WHAT IS ASKED — Without altering anything, output the material below.

SUPPLIED ENTRIES —
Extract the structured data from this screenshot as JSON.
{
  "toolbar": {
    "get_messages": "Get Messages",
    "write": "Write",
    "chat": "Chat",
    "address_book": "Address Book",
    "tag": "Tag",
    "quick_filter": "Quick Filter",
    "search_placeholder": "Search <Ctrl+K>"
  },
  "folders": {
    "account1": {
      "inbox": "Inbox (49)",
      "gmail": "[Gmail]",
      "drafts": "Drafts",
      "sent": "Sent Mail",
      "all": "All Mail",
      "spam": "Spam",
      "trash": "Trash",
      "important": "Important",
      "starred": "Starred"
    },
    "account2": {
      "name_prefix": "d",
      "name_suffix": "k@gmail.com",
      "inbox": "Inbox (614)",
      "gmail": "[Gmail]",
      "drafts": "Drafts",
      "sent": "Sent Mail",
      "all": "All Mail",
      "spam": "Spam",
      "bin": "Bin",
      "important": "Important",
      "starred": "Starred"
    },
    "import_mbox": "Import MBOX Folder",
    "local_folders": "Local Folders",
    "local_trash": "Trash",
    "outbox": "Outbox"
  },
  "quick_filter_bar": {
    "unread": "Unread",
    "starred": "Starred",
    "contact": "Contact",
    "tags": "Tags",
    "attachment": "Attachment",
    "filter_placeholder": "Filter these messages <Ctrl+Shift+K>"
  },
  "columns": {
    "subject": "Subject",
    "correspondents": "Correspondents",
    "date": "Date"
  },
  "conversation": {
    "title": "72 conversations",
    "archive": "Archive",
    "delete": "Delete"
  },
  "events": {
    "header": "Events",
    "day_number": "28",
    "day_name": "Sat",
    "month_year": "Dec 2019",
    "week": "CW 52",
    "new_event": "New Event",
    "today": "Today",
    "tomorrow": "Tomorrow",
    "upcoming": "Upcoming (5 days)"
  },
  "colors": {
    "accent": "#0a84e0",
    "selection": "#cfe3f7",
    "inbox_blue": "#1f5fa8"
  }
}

RESULT FOR THIS TASK —
Extract the structured data from this screenshot as JSON.
{
  "toolbar": {
    "get_messages": "Get Messages",
    "write": "Write",
    "chat": "Chat",
    "address_book": "Address Book",
    "tag": "Tag",
    "quick_filter": "Quick Filter",
    "search_placeholder": "Search <Ctrl+K>"
  },
  "folders": {
    "account1": {
      "inbox": "Inbox (49)",
      "gmail": "[Gmail]",
      "drafts": "Drafts",
      "sent": "Sent Mail",
      "all": "All Mail",
      "spam": "Spam",
      "trash": "Trash",
      "important": "Important",
      "starred": "Starred"
    },
    "account2": {
      "name_prefix": "d",
      "name_suffix": "k@gmail.com",
      "inbox": "Inbox (614)",
      "gmail": "[Gmail]",
      "drafts": "Drafts",
      "sent": "Sent Mail",
      "all": "All Mail",
      "spam": "Spam",
      "bin": "Bin",
      "important": "Important",
      "starred": "Starred"
    },
    "import_mbox": "Import MBOX Folder",
    "local_folders": "Local Folders",
    "local_trash": "Trash",
    "outbox": "Outbox"
  },
  "quick_filter_bar": {
    "unread": "Unread",
    "starred": "Starred",
    "contact": "Contact",
    "tags": "Tags",
    "attachment": "Attachment",
    "filter_placeholder": "Filter these messages <Ctrl+Shift+K>"
  },
  "columns": {
    "subject": "Subject",
    "correspondents": "Correspondents",
    "date": "Date"
  },
  "conversation": {
    "title": "72 conversations",
    "archive": "Archive",
    "delete": "Delete"
  },
  "events": {
    "header": "Events",
    "day_number": "28",
    "day_name": "Sat",
    "month_year": "Dec 2019",
    "week": "CW 52",
    "new_event": "New Event",
    "today": "Today",
    "tomorrow": "Tomorrow",
    "upcoming": "Upcoming (5 days)"
  },
  "colors": {
    "accent": "#0a84e0",
    "selection": "#cfe3f7",
    "inbox_blue": "#1f5fa8"
  }
}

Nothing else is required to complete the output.